====== ROWS

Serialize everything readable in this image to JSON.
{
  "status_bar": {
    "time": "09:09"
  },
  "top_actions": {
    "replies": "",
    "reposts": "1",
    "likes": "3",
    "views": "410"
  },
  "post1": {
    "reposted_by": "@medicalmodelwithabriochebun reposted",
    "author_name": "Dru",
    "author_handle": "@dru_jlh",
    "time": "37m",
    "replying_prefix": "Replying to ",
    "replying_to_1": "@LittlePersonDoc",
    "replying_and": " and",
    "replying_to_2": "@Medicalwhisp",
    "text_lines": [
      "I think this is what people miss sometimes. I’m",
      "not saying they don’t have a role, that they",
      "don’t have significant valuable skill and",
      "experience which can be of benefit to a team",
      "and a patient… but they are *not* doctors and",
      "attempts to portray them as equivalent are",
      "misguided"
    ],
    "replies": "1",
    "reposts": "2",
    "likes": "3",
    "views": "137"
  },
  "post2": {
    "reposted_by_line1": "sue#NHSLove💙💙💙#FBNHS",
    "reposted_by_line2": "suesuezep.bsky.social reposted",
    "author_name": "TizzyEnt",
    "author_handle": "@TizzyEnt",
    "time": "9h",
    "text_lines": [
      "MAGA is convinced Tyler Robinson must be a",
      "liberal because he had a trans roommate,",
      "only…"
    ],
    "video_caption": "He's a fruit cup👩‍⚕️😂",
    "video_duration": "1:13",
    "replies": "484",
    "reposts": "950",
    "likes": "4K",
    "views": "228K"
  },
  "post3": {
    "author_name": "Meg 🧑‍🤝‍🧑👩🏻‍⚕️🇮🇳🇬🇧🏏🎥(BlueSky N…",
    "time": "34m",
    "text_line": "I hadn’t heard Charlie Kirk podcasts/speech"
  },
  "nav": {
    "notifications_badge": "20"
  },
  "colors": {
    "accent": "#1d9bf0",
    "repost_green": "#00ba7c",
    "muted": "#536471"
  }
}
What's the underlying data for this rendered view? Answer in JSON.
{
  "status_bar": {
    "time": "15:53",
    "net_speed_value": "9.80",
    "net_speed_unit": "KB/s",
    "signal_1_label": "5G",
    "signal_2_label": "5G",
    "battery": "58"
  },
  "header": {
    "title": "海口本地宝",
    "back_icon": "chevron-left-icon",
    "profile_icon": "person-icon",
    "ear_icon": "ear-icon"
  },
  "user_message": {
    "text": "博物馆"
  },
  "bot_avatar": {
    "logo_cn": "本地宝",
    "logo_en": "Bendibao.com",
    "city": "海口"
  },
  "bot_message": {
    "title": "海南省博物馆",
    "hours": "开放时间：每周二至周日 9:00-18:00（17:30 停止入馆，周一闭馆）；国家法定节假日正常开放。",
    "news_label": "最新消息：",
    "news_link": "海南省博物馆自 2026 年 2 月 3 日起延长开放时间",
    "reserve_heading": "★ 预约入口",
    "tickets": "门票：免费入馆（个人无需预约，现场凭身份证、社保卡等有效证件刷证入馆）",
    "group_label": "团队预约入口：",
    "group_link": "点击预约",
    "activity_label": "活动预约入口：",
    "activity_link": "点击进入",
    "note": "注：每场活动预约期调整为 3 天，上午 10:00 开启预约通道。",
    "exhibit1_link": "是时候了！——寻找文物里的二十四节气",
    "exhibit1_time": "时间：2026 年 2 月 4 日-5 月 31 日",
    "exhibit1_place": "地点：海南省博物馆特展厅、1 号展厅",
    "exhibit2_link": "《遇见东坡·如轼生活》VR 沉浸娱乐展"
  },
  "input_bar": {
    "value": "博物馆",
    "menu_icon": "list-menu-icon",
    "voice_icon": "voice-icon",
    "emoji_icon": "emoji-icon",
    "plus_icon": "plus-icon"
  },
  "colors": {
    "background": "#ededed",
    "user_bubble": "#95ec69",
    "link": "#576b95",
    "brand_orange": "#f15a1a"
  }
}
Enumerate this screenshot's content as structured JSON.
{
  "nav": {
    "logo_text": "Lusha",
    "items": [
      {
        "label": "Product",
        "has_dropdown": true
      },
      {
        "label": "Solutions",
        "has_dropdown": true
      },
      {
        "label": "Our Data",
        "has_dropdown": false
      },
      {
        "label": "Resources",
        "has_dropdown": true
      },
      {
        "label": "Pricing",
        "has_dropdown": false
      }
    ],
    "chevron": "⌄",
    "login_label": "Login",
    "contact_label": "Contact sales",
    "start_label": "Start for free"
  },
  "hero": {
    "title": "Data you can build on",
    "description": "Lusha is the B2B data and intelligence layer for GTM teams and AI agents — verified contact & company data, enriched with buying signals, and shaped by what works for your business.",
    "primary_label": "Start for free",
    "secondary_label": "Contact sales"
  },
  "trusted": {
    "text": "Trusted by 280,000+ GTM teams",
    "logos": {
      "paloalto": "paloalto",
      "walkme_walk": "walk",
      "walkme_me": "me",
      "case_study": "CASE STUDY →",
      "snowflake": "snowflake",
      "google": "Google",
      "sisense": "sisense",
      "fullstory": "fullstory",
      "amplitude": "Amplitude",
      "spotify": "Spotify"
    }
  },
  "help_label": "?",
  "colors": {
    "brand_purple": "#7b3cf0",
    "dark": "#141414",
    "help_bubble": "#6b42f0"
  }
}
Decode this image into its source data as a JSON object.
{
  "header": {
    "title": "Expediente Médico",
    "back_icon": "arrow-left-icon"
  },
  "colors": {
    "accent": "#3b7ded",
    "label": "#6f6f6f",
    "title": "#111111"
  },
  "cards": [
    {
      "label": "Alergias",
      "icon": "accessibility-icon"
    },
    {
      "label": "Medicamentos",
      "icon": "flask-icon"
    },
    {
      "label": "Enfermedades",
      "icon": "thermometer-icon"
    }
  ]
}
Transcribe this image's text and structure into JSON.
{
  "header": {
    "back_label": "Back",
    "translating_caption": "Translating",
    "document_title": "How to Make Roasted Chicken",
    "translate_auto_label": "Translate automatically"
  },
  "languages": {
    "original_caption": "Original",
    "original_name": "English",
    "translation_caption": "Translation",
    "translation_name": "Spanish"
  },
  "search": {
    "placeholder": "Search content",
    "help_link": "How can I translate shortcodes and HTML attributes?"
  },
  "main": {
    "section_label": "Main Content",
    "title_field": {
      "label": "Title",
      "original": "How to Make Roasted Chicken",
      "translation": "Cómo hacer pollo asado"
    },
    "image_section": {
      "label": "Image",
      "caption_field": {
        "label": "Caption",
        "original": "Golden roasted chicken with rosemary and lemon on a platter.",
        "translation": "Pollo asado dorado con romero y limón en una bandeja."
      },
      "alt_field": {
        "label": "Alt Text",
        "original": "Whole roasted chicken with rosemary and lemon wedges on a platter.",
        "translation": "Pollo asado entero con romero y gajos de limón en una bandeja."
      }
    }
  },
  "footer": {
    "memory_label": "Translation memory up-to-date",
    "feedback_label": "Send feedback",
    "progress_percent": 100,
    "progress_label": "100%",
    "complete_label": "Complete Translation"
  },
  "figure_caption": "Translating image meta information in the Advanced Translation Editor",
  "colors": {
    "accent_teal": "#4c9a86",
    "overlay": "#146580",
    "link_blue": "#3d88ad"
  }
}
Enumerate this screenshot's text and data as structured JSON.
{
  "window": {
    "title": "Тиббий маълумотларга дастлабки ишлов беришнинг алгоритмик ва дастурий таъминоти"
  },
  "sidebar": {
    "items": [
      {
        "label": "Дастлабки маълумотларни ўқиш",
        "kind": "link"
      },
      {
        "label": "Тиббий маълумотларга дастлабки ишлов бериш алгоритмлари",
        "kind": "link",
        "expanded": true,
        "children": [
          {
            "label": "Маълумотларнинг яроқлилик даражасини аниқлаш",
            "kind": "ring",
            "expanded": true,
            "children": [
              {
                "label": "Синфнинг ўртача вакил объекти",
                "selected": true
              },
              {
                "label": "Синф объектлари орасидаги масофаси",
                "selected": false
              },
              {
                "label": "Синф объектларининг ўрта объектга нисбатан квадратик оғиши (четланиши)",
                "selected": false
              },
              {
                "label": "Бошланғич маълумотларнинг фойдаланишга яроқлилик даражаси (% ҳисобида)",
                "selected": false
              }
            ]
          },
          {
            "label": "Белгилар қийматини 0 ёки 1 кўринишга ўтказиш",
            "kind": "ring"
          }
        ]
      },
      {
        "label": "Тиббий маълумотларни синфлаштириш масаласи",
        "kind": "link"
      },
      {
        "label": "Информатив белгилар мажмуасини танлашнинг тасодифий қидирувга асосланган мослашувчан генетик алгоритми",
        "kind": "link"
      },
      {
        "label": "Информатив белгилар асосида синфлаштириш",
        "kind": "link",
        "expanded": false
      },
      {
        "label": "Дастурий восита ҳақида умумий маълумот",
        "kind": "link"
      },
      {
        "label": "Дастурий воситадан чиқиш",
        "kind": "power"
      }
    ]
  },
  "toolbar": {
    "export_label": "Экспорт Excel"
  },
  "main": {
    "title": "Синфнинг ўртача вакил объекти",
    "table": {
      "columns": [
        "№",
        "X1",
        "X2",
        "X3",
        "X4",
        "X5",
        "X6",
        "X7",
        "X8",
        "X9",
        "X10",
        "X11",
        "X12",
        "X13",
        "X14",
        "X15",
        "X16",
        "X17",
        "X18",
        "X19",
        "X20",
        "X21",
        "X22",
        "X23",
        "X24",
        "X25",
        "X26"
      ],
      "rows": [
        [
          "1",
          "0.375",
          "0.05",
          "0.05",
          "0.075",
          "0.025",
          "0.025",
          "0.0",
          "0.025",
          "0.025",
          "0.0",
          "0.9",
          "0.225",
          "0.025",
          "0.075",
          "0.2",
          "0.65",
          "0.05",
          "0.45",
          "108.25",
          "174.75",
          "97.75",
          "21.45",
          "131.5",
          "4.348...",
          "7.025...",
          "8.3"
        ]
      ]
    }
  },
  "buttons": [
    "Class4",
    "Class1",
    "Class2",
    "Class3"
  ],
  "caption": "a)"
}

============

▸ AIM OF THE TASK: Search the records for the word "ишлов" and copy every line where it occurs.

▸ WRITTEN SOLUTION:
    "title": "Тиббий маълумотларга дастлабки ишлов беришнинг алгоритмик ва дастурий таъминоти"
        "label": "Тиббий маълумотларга дастлабки ишлов бериш алгоритмлари",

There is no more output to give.